What you have to do — Copy out each line below that has the word "Mateus" in it.

Information supplied —
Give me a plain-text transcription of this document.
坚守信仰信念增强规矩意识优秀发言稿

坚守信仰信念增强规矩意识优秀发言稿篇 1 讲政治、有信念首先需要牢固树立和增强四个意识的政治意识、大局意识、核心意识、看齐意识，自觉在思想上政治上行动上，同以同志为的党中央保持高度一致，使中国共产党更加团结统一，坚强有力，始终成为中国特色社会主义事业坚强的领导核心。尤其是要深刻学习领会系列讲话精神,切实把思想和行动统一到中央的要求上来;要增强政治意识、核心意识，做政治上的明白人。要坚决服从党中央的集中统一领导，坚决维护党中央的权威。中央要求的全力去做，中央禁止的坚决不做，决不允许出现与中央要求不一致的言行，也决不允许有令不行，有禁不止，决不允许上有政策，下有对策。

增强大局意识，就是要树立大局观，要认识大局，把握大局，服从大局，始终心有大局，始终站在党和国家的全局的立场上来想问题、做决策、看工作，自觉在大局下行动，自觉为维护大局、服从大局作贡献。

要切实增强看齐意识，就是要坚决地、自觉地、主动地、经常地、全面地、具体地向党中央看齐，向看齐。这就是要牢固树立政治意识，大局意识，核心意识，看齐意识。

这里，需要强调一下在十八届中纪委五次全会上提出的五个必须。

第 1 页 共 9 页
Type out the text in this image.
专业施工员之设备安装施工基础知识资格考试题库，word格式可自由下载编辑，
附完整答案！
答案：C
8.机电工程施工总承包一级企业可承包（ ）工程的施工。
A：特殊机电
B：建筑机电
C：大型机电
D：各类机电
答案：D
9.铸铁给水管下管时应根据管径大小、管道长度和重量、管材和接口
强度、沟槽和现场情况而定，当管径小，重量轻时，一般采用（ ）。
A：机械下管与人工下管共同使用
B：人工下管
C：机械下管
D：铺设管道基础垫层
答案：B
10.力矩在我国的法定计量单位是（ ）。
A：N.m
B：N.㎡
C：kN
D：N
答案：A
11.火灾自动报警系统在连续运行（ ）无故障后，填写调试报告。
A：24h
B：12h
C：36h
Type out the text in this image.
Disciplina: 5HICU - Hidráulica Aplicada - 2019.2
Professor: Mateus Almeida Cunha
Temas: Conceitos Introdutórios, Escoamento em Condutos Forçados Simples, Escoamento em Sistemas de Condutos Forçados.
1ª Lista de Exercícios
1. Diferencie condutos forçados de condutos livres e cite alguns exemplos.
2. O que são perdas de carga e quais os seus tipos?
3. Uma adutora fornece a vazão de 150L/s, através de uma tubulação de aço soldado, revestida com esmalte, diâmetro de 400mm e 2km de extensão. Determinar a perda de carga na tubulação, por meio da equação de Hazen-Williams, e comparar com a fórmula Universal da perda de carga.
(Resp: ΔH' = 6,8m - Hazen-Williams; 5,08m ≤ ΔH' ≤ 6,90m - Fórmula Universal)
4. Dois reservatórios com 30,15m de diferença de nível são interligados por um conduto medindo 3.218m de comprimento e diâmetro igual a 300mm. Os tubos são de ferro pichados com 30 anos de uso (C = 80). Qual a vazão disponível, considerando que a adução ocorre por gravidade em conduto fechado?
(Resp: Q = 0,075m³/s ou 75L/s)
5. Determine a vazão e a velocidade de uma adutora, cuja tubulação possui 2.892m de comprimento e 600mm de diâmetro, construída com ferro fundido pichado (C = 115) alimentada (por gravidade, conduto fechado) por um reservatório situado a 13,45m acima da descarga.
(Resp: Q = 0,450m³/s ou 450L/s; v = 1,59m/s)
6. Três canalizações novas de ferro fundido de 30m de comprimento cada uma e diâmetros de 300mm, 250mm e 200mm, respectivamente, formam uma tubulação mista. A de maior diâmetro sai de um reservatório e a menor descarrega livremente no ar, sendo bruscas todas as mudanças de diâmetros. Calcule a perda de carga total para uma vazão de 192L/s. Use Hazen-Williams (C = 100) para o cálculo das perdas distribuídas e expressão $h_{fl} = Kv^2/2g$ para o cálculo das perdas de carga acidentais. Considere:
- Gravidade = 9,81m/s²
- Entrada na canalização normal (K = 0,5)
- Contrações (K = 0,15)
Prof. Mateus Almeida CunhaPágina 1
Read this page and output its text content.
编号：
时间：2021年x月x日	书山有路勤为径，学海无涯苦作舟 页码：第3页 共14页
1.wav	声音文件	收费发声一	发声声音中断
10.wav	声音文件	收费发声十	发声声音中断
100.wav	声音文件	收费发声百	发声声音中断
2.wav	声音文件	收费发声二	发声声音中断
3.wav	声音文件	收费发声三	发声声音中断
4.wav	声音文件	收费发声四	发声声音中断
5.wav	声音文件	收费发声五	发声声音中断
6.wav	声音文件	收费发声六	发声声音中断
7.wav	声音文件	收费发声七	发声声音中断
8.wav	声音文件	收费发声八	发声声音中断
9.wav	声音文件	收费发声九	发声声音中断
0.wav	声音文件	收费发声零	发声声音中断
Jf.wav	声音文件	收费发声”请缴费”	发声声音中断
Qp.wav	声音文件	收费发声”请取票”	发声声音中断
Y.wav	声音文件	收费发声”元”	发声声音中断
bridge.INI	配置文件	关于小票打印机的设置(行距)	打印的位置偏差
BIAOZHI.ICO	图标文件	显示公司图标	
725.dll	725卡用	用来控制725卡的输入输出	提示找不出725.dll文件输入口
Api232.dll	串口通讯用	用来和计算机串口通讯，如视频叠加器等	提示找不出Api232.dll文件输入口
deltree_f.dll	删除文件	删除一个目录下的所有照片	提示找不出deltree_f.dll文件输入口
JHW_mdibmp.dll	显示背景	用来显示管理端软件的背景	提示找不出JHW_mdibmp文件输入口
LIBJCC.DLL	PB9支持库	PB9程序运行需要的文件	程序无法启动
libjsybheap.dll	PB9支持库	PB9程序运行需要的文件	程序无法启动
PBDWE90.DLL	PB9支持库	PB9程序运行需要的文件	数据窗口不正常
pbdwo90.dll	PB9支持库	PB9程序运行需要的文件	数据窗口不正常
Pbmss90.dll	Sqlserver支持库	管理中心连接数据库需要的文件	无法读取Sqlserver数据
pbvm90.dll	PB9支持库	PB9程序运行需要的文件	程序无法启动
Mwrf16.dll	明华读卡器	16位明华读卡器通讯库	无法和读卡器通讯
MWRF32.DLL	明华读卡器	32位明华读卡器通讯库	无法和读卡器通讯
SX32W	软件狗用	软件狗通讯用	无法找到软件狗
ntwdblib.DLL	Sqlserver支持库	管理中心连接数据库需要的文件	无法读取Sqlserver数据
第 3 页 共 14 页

Solution for this task —
Professor: Mateus Almeida Cunha
Prof. Mateus Almeida CunhaPágina 1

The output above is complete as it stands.